═══ Records shown ═══
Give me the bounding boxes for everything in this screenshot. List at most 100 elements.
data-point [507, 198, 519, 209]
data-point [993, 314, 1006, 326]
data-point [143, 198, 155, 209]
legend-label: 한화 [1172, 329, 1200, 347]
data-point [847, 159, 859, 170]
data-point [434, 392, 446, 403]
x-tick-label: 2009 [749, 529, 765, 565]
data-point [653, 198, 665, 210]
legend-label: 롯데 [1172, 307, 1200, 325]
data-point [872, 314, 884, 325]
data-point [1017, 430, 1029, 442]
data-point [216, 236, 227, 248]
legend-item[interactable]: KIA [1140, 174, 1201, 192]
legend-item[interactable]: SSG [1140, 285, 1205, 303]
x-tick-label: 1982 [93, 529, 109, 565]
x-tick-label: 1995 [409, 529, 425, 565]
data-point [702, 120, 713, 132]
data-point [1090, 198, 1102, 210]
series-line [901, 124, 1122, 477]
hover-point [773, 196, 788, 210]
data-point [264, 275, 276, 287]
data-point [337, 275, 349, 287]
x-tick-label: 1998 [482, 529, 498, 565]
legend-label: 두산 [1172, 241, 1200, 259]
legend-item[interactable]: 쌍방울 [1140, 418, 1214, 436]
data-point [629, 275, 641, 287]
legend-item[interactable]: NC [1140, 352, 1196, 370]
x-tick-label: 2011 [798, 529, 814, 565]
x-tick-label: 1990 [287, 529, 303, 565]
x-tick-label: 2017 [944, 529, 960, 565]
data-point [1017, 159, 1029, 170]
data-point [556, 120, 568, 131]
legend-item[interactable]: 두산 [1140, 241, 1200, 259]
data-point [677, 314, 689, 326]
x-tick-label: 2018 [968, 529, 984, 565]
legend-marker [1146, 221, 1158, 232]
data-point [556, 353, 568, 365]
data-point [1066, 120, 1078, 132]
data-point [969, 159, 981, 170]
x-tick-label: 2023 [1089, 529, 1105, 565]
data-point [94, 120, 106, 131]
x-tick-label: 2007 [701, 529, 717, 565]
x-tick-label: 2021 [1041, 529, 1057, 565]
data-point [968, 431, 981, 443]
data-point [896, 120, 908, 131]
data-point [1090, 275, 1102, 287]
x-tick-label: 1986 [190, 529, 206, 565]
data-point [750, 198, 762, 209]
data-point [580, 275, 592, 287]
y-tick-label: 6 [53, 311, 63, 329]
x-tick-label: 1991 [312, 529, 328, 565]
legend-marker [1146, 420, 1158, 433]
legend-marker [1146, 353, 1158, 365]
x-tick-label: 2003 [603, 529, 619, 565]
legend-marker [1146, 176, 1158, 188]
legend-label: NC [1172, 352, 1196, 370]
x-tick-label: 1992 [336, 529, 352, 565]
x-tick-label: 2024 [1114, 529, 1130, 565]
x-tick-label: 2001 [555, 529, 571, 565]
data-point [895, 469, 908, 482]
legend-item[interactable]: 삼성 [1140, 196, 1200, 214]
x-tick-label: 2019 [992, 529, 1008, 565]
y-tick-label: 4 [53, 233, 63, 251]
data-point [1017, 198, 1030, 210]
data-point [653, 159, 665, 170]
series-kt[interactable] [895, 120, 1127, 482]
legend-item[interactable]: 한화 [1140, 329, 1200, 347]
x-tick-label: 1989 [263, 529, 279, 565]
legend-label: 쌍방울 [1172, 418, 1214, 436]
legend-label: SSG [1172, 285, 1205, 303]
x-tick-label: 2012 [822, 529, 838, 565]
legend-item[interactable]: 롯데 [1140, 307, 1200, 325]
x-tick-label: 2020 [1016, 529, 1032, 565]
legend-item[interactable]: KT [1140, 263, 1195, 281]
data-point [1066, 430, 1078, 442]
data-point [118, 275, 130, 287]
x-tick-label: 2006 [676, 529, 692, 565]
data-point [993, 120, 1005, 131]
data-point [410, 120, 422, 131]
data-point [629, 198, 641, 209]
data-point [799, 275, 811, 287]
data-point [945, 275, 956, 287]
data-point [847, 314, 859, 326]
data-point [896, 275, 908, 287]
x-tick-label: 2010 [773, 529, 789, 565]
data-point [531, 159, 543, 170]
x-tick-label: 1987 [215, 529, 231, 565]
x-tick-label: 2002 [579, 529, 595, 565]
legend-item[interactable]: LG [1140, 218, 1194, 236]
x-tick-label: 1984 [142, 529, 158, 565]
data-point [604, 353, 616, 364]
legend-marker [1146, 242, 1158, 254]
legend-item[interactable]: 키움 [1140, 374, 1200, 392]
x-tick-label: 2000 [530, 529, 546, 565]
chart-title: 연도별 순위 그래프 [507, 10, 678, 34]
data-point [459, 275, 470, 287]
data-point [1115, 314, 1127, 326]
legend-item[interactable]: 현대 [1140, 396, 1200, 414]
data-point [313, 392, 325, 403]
═══
- What is required -
Express the records from their first line through the line containing "data-point [847, 159, 859, 170]" as a JSON list of strings, one string per line, with any blank lines left out.

- Response for this exercise -
[
  "Give me the bounding boxes for everything in this screenshot. List at most 100 elements.",
  "data-point [507, 198, 519, 209]",
  "data-point [993, 314, 1006, 326]",
  "data-point [143, 198, 155, 209]",
  "legend-label: 한화 [1172, 329, 1200, 347]",
  "data-point [847, 159, 859, 170]"
]